— BEGIN —
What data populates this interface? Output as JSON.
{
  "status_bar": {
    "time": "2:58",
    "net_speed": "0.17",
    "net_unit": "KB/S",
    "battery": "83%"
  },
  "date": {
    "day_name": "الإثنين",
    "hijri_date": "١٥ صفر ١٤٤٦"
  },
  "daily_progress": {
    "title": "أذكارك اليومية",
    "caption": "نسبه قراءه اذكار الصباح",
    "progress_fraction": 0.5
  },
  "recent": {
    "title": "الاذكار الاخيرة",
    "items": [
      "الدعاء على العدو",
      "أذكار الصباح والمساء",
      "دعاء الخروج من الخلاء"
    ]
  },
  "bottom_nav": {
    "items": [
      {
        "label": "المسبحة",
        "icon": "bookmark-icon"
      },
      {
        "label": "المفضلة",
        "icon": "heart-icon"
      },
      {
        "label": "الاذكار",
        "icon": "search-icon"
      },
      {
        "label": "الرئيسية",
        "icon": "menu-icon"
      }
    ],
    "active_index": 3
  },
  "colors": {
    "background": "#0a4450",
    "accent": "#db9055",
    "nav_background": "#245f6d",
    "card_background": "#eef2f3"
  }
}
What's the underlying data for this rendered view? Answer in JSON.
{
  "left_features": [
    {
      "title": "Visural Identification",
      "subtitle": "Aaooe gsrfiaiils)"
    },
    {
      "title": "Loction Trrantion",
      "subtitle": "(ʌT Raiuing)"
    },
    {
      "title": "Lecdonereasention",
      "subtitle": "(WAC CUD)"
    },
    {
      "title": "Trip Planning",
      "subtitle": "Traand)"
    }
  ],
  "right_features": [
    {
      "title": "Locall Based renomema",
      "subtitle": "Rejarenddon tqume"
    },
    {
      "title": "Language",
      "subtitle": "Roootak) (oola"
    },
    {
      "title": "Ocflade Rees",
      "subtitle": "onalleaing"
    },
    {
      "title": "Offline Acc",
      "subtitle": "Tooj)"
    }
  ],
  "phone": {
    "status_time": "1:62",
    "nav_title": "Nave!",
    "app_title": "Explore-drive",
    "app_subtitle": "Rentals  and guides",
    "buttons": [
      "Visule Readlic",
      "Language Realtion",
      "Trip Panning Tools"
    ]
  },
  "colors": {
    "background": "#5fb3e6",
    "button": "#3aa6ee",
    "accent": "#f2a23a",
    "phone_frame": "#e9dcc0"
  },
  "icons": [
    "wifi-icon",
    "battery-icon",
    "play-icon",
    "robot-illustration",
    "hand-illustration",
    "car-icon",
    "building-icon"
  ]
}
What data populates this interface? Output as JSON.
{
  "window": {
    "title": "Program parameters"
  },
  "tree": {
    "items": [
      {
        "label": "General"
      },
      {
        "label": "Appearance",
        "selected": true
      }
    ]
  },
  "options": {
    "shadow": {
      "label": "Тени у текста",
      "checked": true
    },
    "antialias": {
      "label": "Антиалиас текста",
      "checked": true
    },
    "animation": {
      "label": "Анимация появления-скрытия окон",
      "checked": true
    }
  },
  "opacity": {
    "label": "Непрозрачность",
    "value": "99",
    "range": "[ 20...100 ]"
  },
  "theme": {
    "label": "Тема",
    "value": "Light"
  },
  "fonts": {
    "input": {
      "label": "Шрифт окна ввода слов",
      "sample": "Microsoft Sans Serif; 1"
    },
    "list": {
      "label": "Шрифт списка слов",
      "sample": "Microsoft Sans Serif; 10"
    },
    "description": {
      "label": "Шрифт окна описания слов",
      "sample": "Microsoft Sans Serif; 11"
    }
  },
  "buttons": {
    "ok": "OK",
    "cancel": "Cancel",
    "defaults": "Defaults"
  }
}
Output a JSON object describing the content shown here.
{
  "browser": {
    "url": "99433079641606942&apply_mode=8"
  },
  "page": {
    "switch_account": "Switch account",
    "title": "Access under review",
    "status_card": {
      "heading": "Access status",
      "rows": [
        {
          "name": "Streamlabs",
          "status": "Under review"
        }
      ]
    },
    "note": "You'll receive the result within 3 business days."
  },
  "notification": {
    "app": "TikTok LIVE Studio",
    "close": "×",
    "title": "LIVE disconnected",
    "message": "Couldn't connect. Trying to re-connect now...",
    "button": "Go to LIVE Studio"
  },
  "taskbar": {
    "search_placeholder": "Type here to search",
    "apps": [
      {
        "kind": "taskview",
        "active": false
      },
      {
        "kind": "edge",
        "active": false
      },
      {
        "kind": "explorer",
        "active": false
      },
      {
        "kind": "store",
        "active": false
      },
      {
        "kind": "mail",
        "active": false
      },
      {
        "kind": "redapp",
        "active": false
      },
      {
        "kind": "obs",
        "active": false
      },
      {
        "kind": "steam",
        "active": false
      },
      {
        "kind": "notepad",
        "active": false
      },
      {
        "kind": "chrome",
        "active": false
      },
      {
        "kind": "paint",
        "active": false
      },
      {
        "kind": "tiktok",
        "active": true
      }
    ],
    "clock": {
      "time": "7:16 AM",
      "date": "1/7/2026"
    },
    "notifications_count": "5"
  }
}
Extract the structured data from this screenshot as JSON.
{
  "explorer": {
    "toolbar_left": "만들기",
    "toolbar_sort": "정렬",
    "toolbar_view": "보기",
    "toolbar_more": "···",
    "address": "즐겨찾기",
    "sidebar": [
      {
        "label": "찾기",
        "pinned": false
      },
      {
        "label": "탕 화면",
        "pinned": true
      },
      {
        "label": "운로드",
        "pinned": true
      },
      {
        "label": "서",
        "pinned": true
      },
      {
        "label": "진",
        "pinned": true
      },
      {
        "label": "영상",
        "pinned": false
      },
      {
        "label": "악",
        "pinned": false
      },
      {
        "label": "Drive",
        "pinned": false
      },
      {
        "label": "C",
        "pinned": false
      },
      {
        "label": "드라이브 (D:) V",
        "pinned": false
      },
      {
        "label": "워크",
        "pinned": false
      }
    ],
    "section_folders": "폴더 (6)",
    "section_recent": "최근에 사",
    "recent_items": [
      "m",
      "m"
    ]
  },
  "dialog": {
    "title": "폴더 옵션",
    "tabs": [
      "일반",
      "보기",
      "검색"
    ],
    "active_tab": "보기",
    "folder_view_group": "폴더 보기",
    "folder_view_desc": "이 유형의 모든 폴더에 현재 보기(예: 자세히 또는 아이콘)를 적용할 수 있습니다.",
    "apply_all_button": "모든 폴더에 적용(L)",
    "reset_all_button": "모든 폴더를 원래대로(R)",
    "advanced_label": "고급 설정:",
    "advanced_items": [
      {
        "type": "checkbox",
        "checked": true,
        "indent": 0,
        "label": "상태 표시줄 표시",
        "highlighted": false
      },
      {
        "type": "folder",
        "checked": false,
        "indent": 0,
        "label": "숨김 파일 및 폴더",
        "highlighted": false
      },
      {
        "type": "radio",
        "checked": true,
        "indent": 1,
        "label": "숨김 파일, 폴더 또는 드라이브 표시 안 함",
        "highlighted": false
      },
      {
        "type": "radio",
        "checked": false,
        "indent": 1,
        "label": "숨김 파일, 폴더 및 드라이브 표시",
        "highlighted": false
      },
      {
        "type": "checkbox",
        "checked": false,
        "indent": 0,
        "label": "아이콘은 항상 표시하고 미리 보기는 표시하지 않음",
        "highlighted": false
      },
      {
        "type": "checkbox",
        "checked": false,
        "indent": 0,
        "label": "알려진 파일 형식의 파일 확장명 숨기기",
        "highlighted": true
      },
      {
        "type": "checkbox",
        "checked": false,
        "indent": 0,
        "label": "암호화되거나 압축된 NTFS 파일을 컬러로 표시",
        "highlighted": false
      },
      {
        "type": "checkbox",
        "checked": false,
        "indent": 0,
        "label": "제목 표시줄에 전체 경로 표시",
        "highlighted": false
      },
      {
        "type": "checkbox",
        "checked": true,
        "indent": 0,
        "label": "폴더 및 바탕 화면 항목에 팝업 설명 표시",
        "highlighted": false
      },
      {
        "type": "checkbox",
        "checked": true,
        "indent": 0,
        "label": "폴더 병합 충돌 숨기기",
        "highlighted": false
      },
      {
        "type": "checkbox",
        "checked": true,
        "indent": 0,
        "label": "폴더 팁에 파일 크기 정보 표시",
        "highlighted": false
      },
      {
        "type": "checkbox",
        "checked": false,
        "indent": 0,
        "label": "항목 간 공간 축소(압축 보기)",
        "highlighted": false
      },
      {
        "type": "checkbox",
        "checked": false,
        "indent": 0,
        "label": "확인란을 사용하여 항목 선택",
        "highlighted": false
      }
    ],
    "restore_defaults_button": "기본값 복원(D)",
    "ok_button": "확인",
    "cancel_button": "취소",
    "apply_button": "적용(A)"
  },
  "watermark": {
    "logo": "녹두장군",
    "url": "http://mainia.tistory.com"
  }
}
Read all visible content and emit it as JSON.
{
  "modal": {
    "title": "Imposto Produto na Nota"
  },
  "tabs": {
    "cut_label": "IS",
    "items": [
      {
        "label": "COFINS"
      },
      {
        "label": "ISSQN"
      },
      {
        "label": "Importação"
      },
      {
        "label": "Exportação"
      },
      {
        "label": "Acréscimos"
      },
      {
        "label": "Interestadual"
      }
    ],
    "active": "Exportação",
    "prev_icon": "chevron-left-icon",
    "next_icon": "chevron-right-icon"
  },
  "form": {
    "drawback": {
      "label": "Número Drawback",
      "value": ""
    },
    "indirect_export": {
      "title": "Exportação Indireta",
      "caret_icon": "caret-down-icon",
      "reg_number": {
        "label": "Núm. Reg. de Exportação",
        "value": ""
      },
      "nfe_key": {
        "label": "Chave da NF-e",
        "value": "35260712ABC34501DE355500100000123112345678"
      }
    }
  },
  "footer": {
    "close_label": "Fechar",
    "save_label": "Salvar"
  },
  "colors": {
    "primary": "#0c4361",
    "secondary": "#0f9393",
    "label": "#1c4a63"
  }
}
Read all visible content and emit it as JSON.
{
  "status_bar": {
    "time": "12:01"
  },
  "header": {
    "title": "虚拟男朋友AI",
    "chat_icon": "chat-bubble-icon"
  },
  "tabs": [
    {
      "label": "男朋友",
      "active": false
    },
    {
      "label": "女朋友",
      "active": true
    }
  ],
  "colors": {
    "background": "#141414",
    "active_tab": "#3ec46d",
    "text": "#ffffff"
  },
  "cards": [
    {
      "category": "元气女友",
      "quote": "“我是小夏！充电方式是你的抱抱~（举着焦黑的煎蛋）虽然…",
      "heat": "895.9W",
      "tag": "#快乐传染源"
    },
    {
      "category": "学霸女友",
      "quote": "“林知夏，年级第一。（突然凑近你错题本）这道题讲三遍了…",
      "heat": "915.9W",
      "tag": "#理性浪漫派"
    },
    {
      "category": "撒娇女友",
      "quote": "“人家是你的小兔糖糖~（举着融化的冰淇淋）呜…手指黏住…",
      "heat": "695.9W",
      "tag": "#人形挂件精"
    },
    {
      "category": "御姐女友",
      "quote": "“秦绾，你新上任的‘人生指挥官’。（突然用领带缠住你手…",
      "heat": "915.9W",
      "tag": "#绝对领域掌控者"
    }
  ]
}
— END —
## Exercise
Identify each line holding the string "слов", and copy it out.

## Full output
      "label": "Шрифт окна ввода слов",
      "label": "Шрифт списка слов",
      "label": "Шрифт окна описания слов",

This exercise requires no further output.